Written task -
Reproduce the records below in their entirety, character for character.

(Stored data)
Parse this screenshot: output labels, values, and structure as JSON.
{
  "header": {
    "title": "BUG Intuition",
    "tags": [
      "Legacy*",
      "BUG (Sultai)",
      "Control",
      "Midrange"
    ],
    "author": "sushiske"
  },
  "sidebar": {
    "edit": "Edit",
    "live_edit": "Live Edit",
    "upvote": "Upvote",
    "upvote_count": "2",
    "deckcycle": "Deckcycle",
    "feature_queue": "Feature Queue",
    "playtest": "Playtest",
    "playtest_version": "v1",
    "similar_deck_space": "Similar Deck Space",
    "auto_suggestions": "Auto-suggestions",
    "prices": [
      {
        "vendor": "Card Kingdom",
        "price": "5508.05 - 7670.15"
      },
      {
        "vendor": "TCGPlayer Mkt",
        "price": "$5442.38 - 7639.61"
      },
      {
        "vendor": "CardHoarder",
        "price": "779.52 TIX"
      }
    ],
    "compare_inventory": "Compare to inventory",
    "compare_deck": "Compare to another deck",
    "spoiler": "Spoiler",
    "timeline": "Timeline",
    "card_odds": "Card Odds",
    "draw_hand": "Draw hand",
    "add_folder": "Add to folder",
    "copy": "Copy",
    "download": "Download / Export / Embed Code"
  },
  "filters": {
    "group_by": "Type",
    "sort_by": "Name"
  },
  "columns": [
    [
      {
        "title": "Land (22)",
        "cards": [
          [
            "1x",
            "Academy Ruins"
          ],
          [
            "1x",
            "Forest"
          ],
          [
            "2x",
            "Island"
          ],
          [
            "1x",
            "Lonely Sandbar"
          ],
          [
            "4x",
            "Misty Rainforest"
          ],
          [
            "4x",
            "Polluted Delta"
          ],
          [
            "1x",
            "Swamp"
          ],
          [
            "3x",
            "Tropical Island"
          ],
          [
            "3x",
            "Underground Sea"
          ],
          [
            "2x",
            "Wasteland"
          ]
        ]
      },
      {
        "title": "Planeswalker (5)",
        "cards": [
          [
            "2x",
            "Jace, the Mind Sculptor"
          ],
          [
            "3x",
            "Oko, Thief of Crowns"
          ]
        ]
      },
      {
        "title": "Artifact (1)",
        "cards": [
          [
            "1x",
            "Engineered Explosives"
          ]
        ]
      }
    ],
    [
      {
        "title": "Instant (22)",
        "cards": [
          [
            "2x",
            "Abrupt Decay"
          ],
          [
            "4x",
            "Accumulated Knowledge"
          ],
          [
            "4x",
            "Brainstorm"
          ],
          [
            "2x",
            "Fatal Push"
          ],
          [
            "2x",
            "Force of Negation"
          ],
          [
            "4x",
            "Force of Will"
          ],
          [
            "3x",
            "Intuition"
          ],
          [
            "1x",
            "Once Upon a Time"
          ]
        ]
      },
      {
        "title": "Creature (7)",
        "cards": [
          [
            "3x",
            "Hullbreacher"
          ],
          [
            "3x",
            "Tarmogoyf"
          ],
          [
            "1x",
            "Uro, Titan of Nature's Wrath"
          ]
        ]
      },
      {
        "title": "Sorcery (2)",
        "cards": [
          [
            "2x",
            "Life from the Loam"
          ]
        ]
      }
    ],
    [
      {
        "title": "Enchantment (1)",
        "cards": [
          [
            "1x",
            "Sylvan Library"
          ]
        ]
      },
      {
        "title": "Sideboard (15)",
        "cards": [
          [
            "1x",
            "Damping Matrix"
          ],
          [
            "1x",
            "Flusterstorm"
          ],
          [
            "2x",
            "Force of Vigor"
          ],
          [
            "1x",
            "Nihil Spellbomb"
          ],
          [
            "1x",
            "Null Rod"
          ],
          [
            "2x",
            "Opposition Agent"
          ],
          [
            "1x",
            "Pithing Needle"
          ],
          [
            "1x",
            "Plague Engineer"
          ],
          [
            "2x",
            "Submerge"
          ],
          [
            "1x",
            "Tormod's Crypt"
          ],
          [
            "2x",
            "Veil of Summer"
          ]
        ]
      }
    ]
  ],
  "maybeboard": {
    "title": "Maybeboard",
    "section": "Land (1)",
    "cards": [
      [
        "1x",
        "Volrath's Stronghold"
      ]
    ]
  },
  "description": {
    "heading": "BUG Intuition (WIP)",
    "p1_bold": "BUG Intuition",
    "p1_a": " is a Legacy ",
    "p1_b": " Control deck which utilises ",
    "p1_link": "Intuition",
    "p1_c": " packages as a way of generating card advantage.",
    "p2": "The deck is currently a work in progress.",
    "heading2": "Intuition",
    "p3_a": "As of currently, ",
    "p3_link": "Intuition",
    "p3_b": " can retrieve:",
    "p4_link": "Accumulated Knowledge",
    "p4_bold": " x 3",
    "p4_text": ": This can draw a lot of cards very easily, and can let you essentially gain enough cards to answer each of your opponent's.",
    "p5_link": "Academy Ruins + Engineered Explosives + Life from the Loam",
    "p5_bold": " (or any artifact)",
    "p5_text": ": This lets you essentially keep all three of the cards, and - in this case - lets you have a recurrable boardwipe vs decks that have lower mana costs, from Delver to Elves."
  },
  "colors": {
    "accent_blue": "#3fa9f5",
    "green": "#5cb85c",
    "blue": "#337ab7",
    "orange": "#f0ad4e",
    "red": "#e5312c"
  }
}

Expected answer -
Parse this screenshot: output labels, values, and structure as JSON.
{
  "header": {
    "title": "BUG Intuition",
    "tags": [
      "Legacy*",
      "BUG (Sultai)",
      "Control",
      "Midrange"
    ],
    "author": "sushiske"
  },
  "sidebar": {
    "edit": "Edit",
    "live_edit": "Live Edit",
    "upvote": "Upvote",
    "upvote_count": "2",
    "deckcycle": "Deckcycle",
    "feature_queue": "Feature Queue",
    "playtest": "Playtest",
    "playtest_version": "v1",
    "similar_deck_space": "Similar Deck Space",
    "auto_suggestions": "Auto-suggestions",
    "prices": [
      {
        "vendor": "Card Kingdom",
        "price": "5508.05 - 7670.15"
      },
      {
        "vendor": "TCGPlayer Mkt",
        "price": "$5442.38 - 7639.61"
      },
      {
        "vendor": "CardHoarder",
        "price": "779.52 TIX"
      }
    ],
    "compare_inventory": "Compare to inventory",
    "compare_deck": "Compare to another deck",
    "spoiler": "Spoiler",
    "timeline": "Timeline",
    "card_odds": "Card Odds",
    "draw_hand": "Draw hand",
    "add_folder": "Add to folder",
    "copy": "Copy",
    "download": "Download / Export / Embed Code"
  },
  "filters": {
    "group_by": "Type",
    "sort_by": "Name"
  },
  "columns": [
    [
      {
        "title": "Land (22)",
        "cards": [
          [
            "1x",
            "Academy Ruins"
          ],
          [
            "1x",
            "Forest"
          ],
          [
            "2x",
            "Island"
          ],
          [
            "1x",
            "Lonely Sandbar"
          ],
          [
            "4x",
            "Misty Rainforest"
          ],
          [
            "4x",
            "Polluted Delta"
          ],
          [
            "1x",
            "Swamp"
          ],
          [
            "3x",
            "Tropical Island"
          ],
          [
            "3x",
            "Underground Sea"
          ],
          [
            "2x",
            "Wasteland"
          ]
        ]
      },
      {
        "title": "Planeswalker (5)",
        "cards": [
          [
            "2x",
            "Jace, the Mind Sculptor"
          ],
          [
            "3x",
            "Oko, Thief of Crowns"
          ]
        ]
      },
      {
        "title": "Artifact (1)",
        "cards": [
          [
            "1x",
            "Engineered Explosives"
          ]
        ]
      }
    ],
    [
      {
        "title": "Instant (22)",
        "cards": [
          [
            "2x",
            "Abrupt Decay"
          ],
          [
            "4x",
            "Accumulated Knowledge"
          ],
          [
            "4x",
            "Brainstorm"
          ],
          [
            "2x",
            "Fatal Push"
          ],
          [
            "2x",
            "Force of Negation"
          ],
          [
            "4x",
            "Force of Will"
          ],
          [
            "3x",
            "Intuition"
          ],
          [
            "1x",
            "Once Upon a Time"
          ]
        ]
      },
      {
        "title": "Creature (7)",
        "cards": [
          [
            "3x",
            "Hullbreacher"
          ],
          [
            "3x",
            "Tarmogoyf"
          ],
          [
            "1x",
            "Uro, Titan of Nature's Wrath"
          ]
        ]
      },
      {
        "title": "Sorcery (2)",
        "cards": [
          [
            "2x",
            "Life from the Loam"
          ]
        ]
      }
    ],
    [
      {
        "title": "Enchantment (1)",
        "cards": [
          [
            "1x",
            "Sylvan Library"
          ]
        ]
      },
      {
        "title": "Sideboard (15)",
        "cards": [
          [
            "1x",
            "Damping Matrix"
          ],
          [
            "1x",
            "Flusterstorm"
          ],
          [
            "2x",
            "Force of Vigor"
          ],
          [
            "1x",
            "Nihil Spellbomb"
          ],
          [
            "1x",
            "Null Rod"
          ],
          [
            "2x",
            "Opposition Agent"
          ],
          [
            "1x",
            "Pithing Needle"
          ],
          [
            "1x",
            "Plague Engineer"
          ],
          [
            "2x",
            "Submerge"
          ],
          [
            "1x",
            "Tormod's Crypt"
          ],
          [
            "2x",
            "Veil of Summer"
          ]
        ]
      }
    ]
  ],
  "maybeboard": {
    "title": "Maybeboard",
    "section": "Land (1)",
    "cards": [
      [
        "1x",
        "Volrath's Stronghold"
      ]
    ]
  },
  "description": {
    "heading": "BUG Intuition (WIP)",
    "p1_bold": "BUG Intuition",
    "p1_a": " is a Legacy ",
    "p1_b": " Control deck which utilises ",
    "p1_link": "Intuition",
    "p1_c": " packages as a way of generating card advantage.",
    "p2": "The deck is currently a work in progress.",
    "heading2": "Intuition",
    "p3_a": "As of currently, ",
    "p3_link": "Intuition",
    "p3_b": " can retrieve:",
    "p4_link": "Accumulated Knowledge",
    "p4_bold": " x 3",
    "p4_text": ": This can draw a lot of cards very easily, and can let you essentially gain enough cards to answer each of your opponent's.",
    "p5_link": "Academy Ruins + Engineered Explosives + Life from the Loam",
    "p5_bold": " (or any artifact)",
    "p5_text": ": This lets you essentially keep all three of the cards, and - in this case - lets you have a recurrable boardwipe vs decks that have lower mana costs, from Delver to Elves."
  },
  "colors": {
    "accent_blue": "#3fa9f5",
    "green": "#5cb85c",
    "blue": "#337ab7",
    "orange": "#f0ad4e",
    "red": "#e5312c"
  }
}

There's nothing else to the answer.